___ Records supplied ___

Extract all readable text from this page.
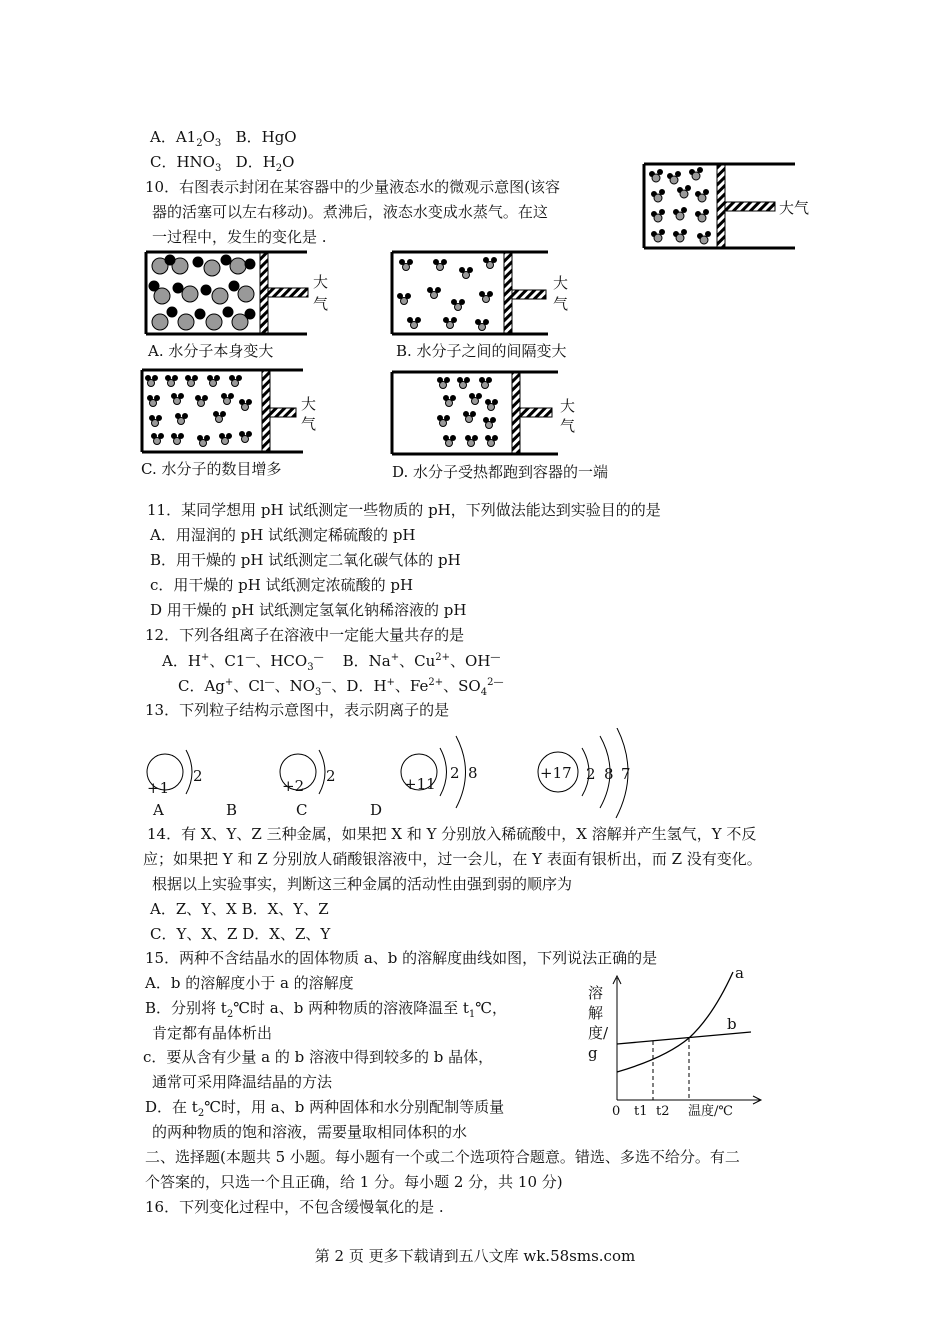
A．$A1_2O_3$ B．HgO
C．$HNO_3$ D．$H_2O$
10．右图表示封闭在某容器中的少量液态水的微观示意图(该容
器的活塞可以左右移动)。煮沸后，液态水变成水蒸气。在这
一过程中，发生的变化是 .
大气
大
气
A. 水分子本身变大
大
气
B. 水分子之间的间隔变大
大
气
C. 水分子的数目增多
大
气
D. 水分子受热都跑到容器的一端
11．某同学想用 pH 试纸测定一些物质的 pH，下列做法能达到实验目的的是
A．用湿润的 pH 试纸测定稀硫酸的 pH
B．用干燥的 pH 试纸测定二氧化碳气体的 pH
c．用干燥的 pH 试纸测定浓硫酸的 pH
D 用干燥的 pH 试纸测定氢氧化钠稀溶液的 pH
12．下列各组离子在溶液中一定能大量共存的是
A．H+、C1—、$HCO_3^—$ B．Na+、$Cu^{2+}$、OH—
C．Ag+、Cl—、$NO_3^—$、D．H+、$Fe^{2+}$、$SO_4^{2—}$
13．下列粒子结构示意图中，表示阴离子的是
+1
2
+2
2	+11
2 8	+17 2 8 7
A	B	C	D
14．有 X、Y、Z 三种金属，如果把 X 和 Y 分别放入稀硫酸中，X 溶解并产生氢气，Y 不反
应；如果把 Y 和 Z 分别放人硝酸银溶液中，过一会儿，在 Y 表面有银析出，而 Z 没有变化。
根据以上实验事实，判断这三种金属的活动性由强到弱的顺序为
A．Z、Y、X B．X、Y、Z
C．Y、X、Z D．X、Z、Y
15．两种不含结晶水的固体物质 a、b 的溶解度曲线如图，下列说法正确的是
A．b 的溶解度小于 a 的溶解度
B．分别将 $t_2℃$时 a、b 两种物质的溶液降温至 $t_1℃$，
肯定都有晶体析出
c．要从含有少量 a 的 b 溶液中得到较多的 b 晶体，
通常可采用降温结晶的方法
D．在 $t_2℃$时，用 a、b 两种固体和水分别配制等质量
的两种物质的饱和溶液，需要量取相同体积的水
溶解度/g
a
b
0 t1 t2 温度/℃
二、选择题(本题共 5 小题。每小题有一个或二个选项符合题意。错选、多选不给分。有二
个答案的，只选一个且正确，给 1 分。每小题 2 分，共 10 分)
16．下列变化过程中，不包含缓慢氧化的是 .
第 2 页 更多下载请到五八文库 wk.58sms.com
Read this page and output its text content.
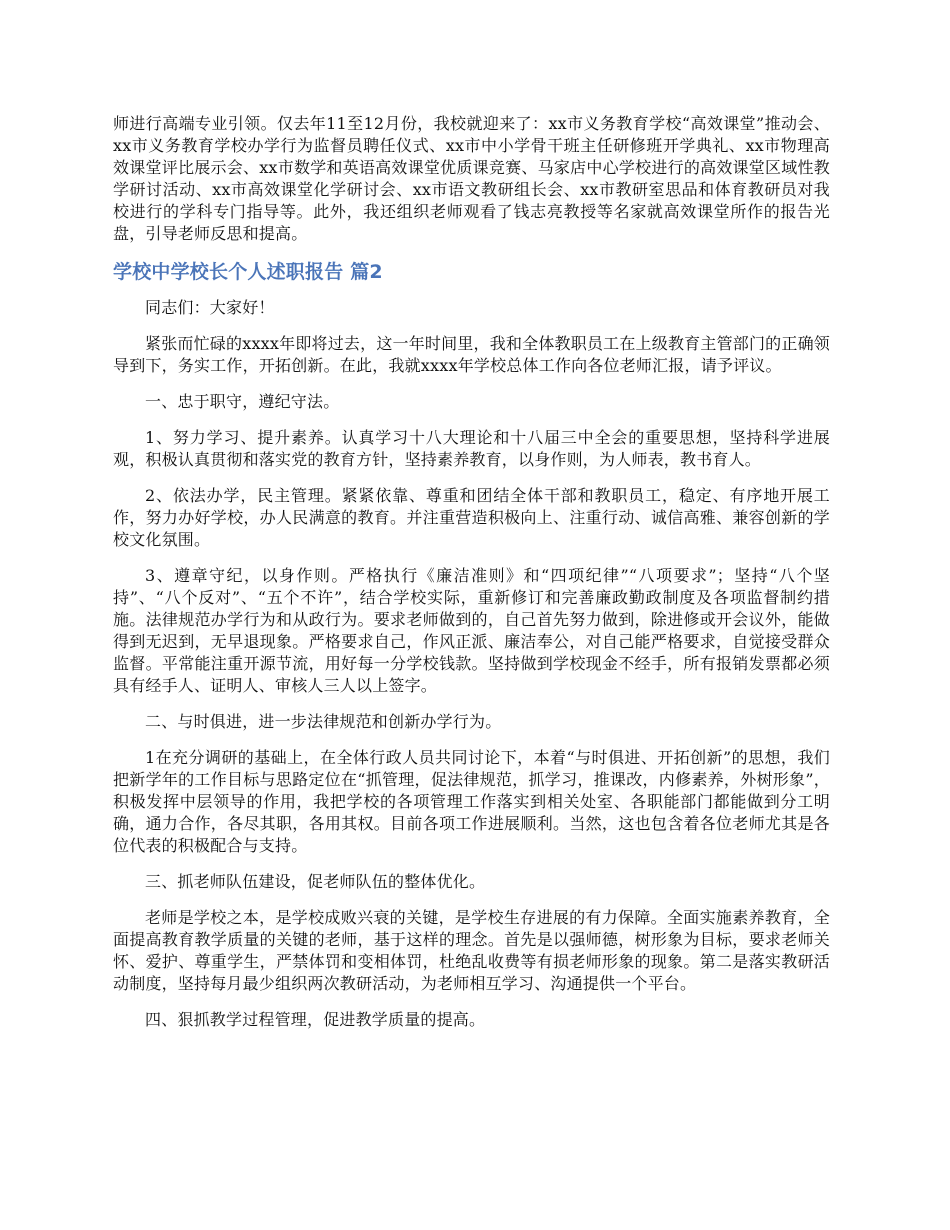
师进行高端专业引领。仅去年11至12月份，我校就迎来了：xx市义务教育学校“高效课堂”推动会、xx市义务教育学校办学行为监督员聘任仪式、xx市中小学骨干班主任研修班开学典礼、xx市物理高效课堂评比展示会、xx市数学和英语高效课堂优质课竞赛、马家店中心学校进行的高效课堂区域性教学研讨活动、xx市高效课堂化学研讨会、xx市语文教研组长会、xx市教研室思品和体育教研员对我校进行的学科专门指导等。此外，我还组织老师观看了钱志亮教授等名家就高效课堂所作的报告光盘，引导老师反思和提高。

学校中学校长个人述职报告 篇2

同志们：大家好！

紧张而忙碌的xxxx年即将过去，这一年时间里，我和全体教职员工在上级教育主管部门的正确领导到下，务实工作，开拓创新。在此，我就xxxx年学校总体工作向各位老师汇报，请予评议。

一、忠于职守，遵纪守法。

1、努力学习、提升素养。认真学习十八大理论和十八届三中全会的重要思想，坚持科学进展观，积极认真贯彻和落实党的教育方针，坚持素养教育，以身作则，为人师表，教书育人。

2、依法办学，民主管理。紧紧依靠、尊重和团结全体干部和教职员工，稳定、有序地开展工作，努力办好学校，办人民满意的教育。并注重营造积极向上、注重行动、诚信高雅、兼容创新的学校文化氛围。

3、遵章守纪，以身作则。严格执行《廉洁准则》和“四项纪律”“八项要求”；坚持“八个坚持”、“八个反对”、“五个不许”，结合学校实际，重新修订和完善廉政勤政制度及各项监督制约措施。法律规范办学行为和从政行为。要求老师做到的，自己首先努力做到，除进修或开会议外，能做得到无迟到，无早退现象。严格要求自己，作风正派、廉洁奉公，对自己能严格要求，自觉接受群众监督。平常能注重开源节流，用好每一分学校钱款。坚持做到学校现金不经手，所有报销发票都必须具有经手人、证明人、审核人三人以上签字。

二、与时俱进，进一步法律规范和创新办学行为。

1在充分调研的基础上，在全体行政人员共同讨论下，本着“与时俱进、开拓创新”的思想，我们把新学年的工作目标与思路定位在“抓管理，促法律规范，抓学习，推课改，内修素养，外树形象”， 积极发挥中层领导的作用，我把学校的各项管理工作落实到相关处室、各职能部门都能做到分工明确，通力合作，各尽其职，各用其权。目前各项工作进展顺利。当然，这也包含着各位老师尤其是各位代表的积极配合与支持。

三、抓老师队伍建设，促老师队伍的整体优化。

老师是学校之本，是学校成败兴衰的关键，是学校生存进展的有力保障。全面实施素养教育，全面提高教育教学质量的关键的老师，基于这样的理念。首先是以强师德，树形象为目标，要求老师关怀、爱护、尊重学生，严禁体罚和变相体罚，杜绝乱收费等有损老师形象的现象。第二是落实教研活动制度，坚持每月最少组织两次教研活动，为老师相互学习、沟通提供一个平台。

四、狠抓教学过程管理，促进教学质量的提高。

___

Copy all lines from the material that hold "开拓创新".

Solution to this task:
紧张而忙碌的xxxx年即将过去，这一年时间里，我和全体教职员工在上级教育主管部门的正确领导到下，务实工作，开拓创新。在此，我就xxxx年学校总体工作向各位老师汇报，请予评议。
1在充分调研的基础上，在全体行政人员共同讨论下，本着“与时俱进、开拓创新”的思想，我们把新学年的工作目标与思路定位在“抓管理，促法律规范，抓学习，推课改，内修素养，外树形象”， 积极发挥中层领导的作用，我把学校的各项管理工作落实到相关处室、各职能部门都能做到分工明确，通力合作，各尽其职，各用其权。目前各项工作进展顺利。当然，这也包含着各位老师尤其是各位代表的积极配合与支持。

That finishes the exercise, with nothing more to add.